§ INPUT RECORDS:
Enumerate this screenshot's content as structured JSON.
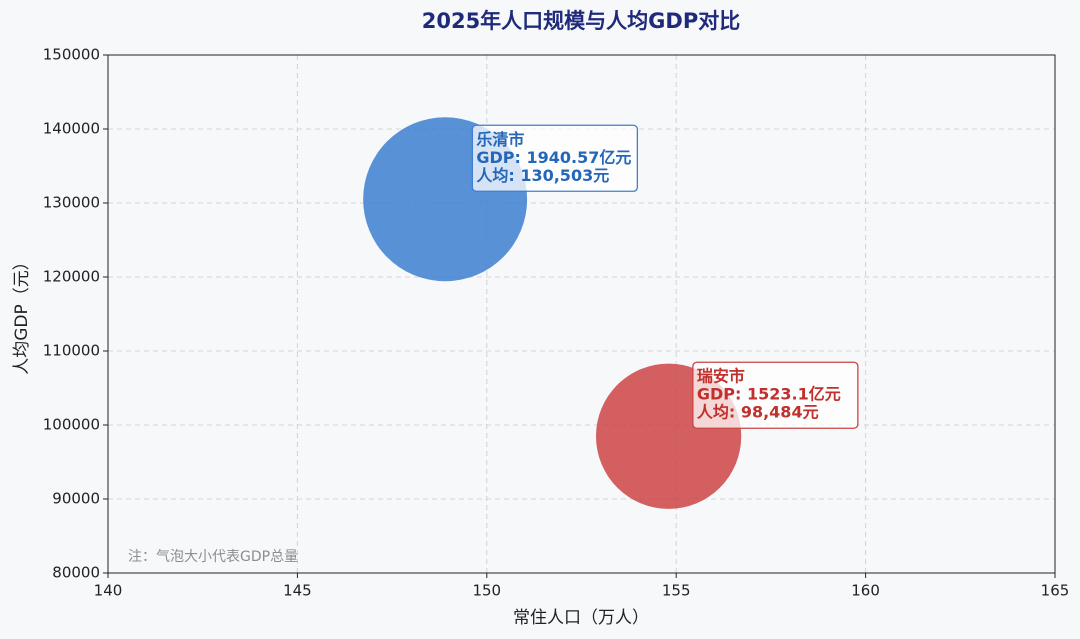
{
  "chart_data": {
    "type": "bubble",
    "title": "2025年人口规模与人均GDP对比",
    "x_label": "常住人口（万人）",
    "y_label": "人均GDP（元）",
    "note": "注：气泡大小代表GDP总量",
    "xlim": [
      140,
      165
    ],
    "xticks": [
      140,
      145,
      150,
      155,
      160,
      165
    ],
    "ylim": [
      80000,
      150000
    ],
    "yticks": [
      80000,
      90000,
      100000,
      110000,
      120000,
      130000,
      140000,
      150000
    ],
    "grid": true,
    "series": [
      {
        "name": "乐清市",
        "color": "#3d7fd0",
        "label_color": "#2467b8",
        "x": [
          148.9
        ],
        "values": [
          130503
        ],
        "sizes": [
          1940.57
        ],
        "size_label": "GDP: 1940.57亿元",
        "value_label": "人均: 130,503元"
      },
      {
        "name": "瑞安市",
        "color": "#cc4444",
        "label_color": "#c0302c",
        "x": [
          154.8
        ],
        "values": [
          98484
        ],
        "sizes": [
          1523.1
        ],
        "size_label": "GDP: 1523.1亿元",
        "value_label": "人均: 98,484元"
      }
    ]
  }
}
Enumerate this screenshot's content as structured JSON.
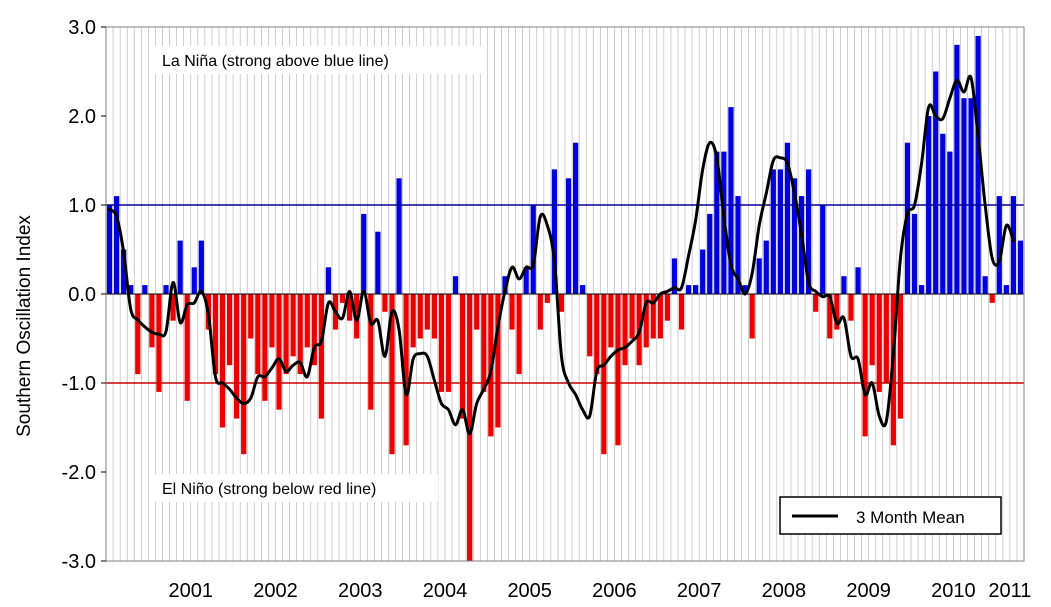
{
  "chart_data": {
    "type": "bar",
    "title": "",
    "xlabel": "",
    "ylabel": "Southern Oscillation Index",
    "ylim": [
      -3.0,
      3.0
    ],
    "y_ticks": [
      "3.0",
      "2.0",
      "1.0",
      "0.0",
      "-1.0",
      "-2.0",
      "-3.0"
    ],
    "x_ticks": [
      "2001",
      "2002",
      "2003",
      "2004",
      "2005",
      "2006",
      "2007",
      "2008",
      "2009",
      "2010",
      "2011"
    ],
    "start": "2000-07",
    "positive_color": "#0000e0",
    "negative_color": "#ee0000",
    "annotations": {
      "la_nina": "La Niña (strong above blue line)",
      "el_nino": "El Niño (strong below red line)"
    },
    "thresholds": [
      {
        "value": 1.0,
        "color": "#00009c"
      },
      {
        "value": -1.0,
        "color": "#cc0000"
      }
    ],
    "legend": {
      "label": "3 Month Mean",
      "placement": "bottom-right"
    },
    "values": [
      1.0,
      1.1,
      0.5,
      0.1,
      -0.9,
      0.1,
      -0.6,
      -1.1,
      0.1,
      -0.3,
      0.6,
      -1.2,
      0.3,
      0.6,
      -0.4,
      -0.9,
      -1.5,
      -0.8,
      -1.4,
      -1.8,
      -0.5,
      -0.9,
      -1.2,
      -0.6,
      -1.3,
      -0.9,
      -0.7,
      -0.9,
      -0.6,
      -0.8,
      -1.4,
      0.3,
      -0.4,
      -0.1,
      -0.3,
      -0.5,
      0.9,
      -1.3,
      0.7,
      -0.2,
      -1.8,
      1.3,
      -1.7,
      -0.6,
      -0.5,
      -0.4,
      -0.5,
      -1.1,
      -1.1,
      0.2,
      -1.4,
      -3.0,
      -0.4,
      -1.1,
      -1.6,
      -1.5,
      0.2,
      -0.4,
      -0.9,
      0.3,
      1.0,
      -0.4,
      -0.1,
      1.4,
      -0.2,
      1.3,
      1.7,
      0.1,
      -0.7,
      -0.9,
      -1.8,
      -0.6,
      -1.7,
      -0.8,
      -0.5,
      -0.8,
      -0.6,
      -0.5,
      -0.5,
      -0.3,
      0.4,
      -0.4,
      0.1,
      0.1,
      0.5,
      0.9,
      1.6,
      1.6,
      2.1,
      1.1,
      0.1,
      -0.5,
      0.4,
      0.6,
      1.4,
      1.4,
      1.7,
      1.3,
      1.1,
      1.4,
      -0.2,
      1.0,
      -0.5,
      -0.4,
      0.2,
      -0.3,
      0.3,
      -1.6,
      -0.8,
      -1.1,
      -1.0,
      -1.7,
      -1.4,
      1.7,
      0.9,
      0.1,
      2.0,
      2.5,
      1.8,
      1.6,
      2.8,
      2.2,
      2.2,
      2.9,
      0.2,
      -0.1,
      1.1,
      0.1,
      1.1,
      0.6
    ],
    "mean_3month": [
      0.95,
      0.87,
      0.47,
      -0.17,
      -0.29,
      -0.37,
      -0.43,
      -0.45,
      -0.42,
      0.13,
      -0.32,
      -0.12,
      -0.1,
      0.03,
      -0.23,
      -0.93,
      -1.0,
      -1.07,
      -1.17,
      -1.23,
      -1.17,
      -0.93,
      -0.93,
      -0.83,
      -0.73,
      -0.87,
      -0.8,
      -0.77,
      -0.93,
      -0.6,
      -0.53,
      -0.1,
      -0.2,
      -0.27,
      0.03,
      -0.3,
      0.03,
      -0.33,
      -0.3,
      -0.7,
      -0.2,
      -0.4,
      -1.13,
      -0.73,
      -0.67,
      -0.7,
      -0.97,
      -1.23,
      -1.3,
      -1.47,
      -1.3,
      -1.57,
      -1.23,
      -1.07,
      -0.87,
      -0.37,
      0.03,
      0.3,
      0.17,
      0.3,
      0.33,
      0.87,
      0.77,
      0.37,
      -0.7,
      -1.0,
      -1.13,
      -1.3,
      -1.37,
      -0.87,
      -0.8,
      -0.7,
      -0.63,
      -0.6,
      -0.53,
      -0.43,
      -0.1,
      -0.1,
      0.0,
      0.03,
      0.07,
      0.07,
      0.43,
      0.83,
      1.4,
      1.7,
      1.53,
      0.87,
      0.33,
      0.17,
      0.0,
      0.23,
      0.77,
      1.13,
      1.5,
      1.53,
      1.47,
      1.13,
      0.67,
      0.13,
      0.03,
      -0.03,
      -0.03,
      -0.33,
      -0.27,
      -0.7,
      -0.73,
      -1.13,
      -1.0,
      -1.37,
      -1.43,
      -0.67,
      0.4,
      0.9,
      1.0,
      1.47,
      2.1,
      2.0,
      1.97,
      2.2,
      2.4,
      2.27,
      2.43,
      1.77,
      1.0,
      0.4,
      0.37,
      0.77,
      0.6
    ]
  }
}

§ EXERCISE GOAL: In the entries above, find the lines containing the word "strong" and say how many there are, with no other words.

§ EXERCISE RESULT: 2